### Material for the task

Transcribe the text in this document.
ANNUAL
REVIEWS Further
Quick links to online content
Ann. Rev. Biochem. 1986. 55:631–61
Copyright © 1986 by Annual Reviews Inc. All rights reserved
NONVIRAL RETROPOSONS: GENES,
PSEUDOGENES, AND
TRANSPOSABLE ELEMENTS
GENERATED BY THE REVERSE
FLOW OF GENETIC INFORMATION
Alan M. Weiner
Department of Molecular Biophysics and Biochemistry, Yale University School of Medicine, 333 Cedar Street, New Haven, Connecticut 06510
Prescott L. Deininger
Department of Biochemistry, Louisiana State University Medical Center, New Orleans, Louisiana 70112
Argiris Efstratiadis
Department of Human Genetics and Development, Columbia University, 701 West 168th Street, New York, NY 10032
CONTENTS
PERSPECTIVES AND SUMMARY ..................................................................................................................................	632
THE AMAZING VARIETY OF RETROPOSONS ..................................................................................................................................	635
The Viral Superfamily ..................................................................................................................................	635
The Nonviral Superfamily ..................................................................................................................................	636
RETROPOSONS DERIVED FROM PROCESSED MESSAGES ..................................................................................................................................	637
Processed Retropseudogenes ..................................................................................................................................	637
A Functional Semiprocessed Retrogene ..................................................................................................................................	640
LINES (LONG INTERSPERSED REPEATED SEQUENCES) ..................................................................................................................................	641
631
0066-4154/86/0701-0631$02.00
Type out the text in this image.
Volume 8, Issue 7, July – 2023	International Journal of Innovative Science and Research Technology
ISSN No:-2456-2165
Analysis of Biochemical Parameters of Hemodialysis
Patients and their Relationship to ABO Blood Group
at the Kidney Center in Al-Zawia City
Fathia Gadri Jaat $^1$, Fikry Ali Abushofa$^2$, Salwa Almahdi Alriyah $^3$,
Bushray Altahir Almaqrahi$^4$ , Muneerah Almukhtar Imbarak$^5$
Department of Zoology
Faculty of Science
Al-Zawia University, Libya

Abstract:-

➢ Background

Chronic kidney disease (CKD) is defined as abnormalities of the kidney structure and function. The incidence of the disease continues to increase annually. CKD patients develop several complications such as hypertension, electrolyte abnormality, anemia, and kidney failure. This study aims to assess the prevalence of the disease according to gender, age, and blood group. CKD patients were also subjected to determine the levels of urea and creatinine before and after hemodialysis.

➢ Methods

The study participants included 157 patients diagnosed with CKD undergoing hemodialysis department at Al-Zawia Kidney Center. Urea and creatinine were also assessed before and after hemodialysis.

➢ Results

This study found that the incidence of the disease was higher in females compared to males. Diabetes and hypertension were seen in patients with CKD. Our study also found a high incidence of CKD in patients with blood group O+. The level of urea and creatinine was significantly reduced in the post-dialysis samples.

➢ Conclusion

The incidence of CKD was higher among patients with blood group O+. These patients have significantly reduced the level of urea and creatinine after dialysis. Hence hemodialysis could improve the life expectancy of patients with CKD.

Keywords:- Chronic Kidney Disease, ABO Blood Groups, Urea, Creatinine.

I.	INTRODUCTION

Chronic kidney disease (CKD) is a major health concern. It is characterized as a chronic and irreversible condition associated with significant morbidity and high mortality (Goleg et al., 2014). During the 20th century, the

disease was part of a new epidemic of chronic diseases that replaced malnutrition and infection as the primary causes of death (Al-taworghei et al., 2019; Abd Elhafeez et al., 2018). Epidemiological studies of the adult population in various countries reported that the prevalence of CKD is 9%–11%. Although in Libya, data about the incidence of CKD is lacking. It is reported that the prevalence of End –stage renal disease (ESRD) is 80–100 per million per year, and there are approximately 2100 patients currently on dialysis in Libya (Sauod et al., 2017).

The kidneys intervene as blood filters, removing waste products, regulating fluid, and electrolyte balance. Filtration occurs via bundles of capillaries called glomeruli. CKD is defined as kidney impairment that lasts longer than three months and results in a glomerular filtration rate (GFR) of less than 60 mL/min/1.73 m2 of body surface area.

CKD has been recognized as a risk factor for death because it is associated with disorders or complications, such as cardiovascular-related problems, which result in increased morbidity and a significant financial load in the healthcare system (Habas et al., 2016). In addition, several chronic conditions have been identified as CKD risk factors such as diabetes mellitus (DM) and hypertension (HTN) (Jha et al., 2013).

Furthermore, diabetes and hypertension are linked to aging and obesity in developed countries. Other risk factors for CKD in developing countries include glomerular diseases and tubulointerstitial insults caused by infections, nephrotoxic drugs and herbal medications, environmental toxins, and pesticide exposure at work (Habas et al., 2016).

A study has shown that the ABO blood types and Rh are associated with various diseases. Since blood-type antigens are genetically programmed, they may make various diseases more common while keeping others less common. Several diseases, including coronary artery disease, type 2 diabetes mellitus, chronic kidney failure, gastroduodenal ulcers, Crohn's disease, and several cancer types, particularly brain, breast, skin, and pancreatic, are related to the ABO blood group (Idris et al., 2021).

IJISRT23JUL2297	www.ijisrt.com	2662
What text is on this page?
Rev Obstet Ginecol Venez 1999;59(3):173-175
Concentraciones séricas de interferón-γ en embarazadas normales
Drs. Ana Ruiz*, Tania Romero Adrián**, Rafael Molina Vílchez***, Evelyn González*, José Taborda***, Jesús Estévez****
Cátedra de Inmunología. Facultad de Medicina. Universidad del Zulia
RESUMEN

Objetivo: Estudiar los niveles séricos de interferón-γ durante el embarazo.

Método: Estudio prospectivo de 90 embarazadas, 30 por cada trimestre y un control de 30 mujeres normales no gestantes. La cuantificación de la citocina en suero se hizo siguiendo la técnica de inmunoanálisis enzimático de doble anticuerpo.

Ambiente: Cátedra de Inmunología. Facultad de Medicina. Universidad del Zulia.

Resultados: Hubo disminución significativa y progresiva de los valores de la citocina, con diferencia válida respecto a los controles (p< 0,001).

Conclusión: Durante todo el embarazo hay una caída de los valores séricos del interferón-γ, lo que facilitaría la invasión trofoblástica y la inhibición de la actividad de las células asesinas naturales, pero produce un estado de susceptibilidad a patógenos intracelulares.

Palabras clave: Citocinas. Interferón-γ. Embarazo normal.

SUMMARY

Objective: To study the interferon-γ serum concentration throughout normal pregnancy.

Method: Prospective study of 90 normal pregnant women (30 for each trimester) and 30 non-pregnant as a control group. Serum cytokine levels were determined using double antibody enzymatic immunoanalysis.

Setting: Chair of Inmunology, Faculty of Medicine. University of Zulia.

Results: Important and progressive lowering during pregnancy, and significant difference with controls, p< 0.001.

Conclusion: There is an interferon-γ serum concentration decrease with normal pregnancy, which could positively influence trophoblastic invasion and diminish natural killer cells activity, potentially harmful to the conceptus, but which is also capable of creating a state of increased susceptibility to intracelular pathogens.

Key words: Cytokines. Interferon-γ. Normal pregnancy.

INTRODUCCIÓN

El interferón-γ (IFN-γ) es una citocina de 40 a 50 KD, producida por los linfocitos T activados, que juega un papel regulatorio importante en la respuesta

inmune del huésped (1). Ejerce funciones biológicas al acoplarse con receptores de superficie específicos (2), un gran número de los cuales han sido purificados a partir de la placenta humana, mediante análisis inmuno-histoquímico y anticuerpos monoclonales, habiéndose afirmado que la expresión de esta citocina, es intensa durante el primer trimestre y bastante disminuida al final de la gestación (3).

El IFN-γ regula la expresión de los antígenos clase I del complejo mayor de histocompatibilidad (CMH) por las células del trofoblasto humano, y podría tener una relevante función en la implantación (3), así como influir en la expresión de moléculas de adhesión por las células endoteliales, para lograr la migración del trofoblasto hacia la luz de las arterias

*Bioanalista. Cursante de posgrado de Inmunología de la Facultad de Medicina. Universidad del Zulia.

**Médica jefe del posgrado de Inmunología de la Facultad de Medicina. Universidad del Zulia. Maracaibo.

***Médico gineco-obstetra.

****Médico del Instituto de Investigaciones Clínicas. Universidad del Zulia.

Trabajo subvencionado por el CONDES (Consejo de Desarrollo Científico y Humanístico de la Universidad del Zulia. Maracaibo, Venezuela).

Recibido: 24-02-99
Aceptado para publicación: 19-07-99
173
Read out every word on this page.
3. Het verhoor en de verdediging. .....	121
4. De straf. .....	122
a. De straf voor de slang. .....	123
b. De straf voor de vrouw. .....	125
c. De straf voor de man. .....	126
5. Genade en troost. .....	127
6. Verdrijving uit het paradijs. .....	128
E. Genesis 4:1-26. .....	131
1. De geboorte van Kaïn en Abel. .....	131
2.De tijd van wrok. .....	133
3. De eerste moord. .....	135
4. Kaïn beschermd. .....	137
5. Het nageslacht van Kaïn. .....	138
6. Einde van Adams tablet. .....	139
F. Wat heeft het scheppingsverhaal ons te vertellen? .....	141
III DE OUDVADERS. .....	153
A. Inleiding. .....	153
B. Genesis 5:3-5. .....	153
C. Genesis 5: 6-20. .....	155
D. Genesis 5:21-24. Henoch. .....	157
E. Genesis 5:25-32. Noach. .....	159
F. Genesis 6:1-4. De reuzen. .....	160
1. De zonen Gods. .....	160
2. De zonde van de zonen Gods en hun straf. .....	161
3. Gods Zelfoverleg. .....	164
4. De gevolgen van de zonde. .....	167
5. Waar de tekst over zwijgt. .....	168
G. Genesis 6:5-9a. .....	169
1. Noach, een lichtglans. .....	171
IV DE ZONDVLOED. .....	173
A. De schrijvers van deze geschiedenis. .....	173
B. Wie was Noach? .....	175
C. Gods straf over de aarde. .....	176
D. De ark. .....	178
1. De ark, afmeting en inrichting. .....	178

### Task goal
Determine how many lines above have the string "Faculty" and output nothing besides the count.

### Result of this task
2